● **Supplied entries**
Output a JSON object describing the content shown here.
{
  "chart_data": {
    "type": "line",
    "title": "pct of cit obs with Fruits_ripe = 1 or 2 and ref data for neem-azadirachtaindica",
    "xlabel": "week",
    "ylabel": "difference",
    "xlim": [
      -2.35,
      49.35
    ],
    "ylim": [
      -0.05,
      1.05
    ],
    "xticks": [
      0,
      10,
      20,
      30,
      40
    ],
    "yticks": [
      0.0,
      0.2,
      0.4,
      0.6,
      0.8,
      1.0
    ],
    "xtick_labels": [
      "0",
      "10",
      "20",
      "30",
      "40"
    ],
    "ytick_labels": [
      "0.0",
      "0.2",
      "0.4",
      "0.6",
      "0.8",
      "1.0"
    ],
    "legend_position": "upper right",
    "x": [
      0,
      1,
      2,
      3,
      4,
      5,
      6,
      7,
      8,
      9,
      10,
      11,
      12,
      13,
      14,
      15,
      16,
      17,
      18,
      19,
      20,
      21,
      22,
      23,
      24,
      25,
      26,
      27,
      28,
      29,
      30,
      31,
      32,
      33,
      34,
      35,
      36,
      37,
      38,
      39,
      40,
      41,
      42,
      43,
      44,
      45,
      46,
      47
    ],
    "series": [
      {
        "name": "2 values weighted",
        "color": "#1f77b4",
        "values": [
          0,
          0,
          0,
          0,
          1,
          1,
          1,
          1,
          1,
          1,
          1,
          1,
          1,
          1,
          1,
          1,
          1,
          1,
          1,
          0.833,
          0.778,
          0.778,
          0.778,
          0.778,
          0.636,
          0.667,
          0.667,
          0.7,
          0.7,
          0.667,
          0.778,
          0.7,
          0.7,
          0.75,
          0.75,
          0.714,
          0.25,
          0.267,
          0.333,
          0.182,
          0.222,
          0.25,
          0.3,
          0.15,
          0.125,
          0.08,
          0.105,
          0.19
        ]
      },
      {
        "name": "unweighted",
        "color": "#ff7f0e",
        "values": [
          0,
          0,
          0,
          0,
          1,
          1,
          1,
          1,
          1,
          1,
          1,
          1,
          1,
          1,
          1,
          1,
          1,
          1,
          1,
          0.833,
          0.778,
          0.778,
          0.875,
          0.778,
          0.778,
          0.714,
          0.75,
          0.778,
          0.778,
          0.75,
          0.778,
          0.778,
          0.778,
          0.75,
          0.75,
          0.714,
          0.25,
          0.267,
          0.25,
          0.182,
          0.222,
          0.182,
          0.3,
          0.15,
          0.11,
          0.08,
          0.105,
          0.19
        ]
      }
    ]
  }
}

● **Exercise**
All of the records must be retyped exactly as they are.

● **Task response**
Output a JSON object describing the content shown here.
{
  "chart_data": {
    "type": "line",
    "title": "pct of cit obs with Fruits_ripe = 1 or 2 and ref data for neem-azadirachtaindica",
    "xlabel": "week",
    "ylabel": "difference",
    "xlim": [
      -2.35,
      49.35
    ],
    "ylim": [
      -0.05,
      1.05
    ],
    "xticks": [
      0,
      10,
      20,
      30,
      40
    ],
    "yticks": [
      0.0,
      0.2,
      0.4,
      0.6,
      0.8,
      1.0
    ],
    "xtick_labels": [
      "0",
      "10",
      "20",
      "30",
      "40"
    ],
    "ytick_labels": [
      "0.0",
      "0.2",
      "0.4",
      "0.6",
      "0.8",
      "1.0"
    ],
    "legend_position": "upper right",
    "x": [
      0,
      1,
      2,
      3,
      4,
      5,
      6,
      7,
      8,
      9,
      10,
      11,
      12,
      13,
      14,
      15,
      16,
      17,
      18,
      19,
      20,
      21,
      22,
      23,
      24,
      25,
      26,
      27,
      28,
      29,
      30,
      31,
      32,
      33,
      34,
      35,
      36,
      37,
      38,
      39,
      40,
      41,
      42,
      43,
      44,
      45,
      46,
      47
    ],
    "series": [
      {
        "name": "2 values weighted",
        "color": "#1f77b4",
        "values": [
          0,
          0,
          0,
          0,
          1,
          1,
          1,
          1,
          1,
          1,
          1,
          1,
          1,
          1,
          1,
          1,
          1,
          1,
          1,
          0.833,
          0.778,
          0.778,
          0.778,
          0.778,
          0.636,
          0.667,
          0.667,
          0.7,
          0.7,
          0.667,
          0.778,
          0.7,
          0.7,
          0.75,
          0.75,
          0.714,
          0.25,
          0.267,
          0.333,
          0.182,
          0.222,
          0.25,
          0.3,
          0.15,
          0.125,
          0.08,
          0.105,
          0.19
        ]
      },
      {
        "name": "unweighted",
        "color": "#ff7f0e",
        "values": [
          0,
          0,
          0,
          0,
          1,
          1,
          1,
          1,
          1,
          1,
          1,
          1,
          1,
          1,
          1,
          1,
          1,
          1,
          1,
          0.833,
          0.778,
          0.778,
          0.875,
          0.778,
          0.778,
          0.714,
          0.75,
          0.778,
          0.778,
          0.75,
          0.778,
          0.778,
          0.778,
          0.75,
          0.75,
          0.714,
          0.25,
          0.267,
          0.25,
          0.182,
          0.222,
          0.182,
          0.3,
          0.15,
          0.11,
          0.08,
          0.105,
          0.19
        ]
      }
    ]
  }
}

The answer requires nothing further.